— start of Records provided —

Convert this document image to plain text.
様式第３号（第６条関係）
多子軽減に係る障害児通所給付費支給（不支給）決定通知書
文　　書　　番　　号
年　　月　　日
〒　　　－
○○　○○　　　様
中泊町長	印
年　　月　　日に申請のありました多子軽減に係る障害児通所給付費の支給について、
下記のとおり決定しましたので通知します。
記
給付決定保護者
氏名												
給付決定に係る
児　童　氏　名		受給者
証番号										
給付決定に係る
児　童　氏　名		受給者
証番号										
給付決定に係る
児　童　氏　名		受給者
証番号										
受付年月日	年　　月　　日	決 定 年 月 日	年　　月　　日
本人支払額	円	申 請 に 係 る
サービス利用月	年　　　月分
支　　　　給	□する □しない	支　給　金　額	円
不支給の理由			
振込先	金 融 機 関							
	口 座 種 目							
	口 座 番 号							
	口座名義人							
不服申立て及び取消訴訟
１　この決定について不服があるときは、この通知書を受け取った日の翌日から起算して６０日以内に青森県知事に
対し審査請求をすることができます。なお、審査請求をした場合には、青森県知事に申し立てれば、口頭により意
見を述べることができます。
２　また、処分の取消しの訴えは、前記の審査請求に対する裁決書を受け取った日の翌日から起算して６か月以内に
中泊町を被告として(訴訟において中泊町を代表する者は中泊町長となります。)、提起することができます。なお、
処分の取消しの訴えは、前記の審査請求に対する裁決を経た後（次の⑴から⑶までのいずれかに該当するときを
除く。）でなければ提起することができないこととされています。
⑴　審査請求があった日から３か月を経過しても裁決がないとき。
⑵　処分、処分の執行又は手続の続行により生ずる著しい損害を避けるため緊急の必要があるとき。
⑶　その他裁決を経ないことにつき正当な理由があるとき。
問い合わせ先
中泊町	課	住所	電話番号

— end of Records provided —

[To be done] Your task is to repeat every entry exactly.

[Exercise response]
Convert this document image to plain text.
様式第３号（第６条関係）
多子軽減に係る障害児通所給付費支給（不支給）決定通知書
文　　書　　番　　号
年　　月　　日
〒　　　－
○○　○○　　　様
中泊町長	印
年　　月　　日に申請のありました多子軽減に係る障害児通所給付費の支給について、
下記のとおり決定しましたので通知します。
記
給付決定保護者
氏名												
給付決定に係る
児　童　氏　名		受給者
証番号										
給付決定に係る
児　童　氏　名		受給者
証番号										
給付決定に係る
児　童　氏　名		受給者
証番号										
受付年月日	年　　月　　日	決 定 年 月 日	年　　月　　日
本人支払額	円	申 請 に 係 る
サービス利用月	年　　　月分
支　　　　給	□する □しない	支　給　金　額	円
不支給の理由			
振込先	金 融 機 関							
	口 座 種 目							
	口 座 番 号							
	口座名義人							
不服申立て及び取消訴訟
１　この決定について不服があるときは、この通知書を受け取った日の翌日から起算して６０日以内に青森県知事に
対し審査請求をすることができます。なお、審査請求をした場合には、青森県知事に申し立てれば、口頭により意
見を述べることができます。
２　また、処分の取消しの訴えは、前記の審査請求に対する裁決書を受け取った日の翌日から起算して６か月以内に
中泊町を被告として(訴訟において中泊町を代表する者は中泊町長となります。)、提起することができます。なお、
処分の取消しの訴えは、前記の審査請求に対する裁決を経た後（次の⑴から⑶までのいずれかに該当するときを
除く。）でなければ提起することができないこととされています。
⑴　審査請求があった日から３か月を経過しても裁決がないとき。
⑵　処分、処分の執行又は手続の続行により生ずる著しい損害を避けるため緊急の必要があるとき。
⑶　その他裁決を経ないことにつき正当な理由があるとき。
問い合わせ先
中泊町	課	住所	電話番号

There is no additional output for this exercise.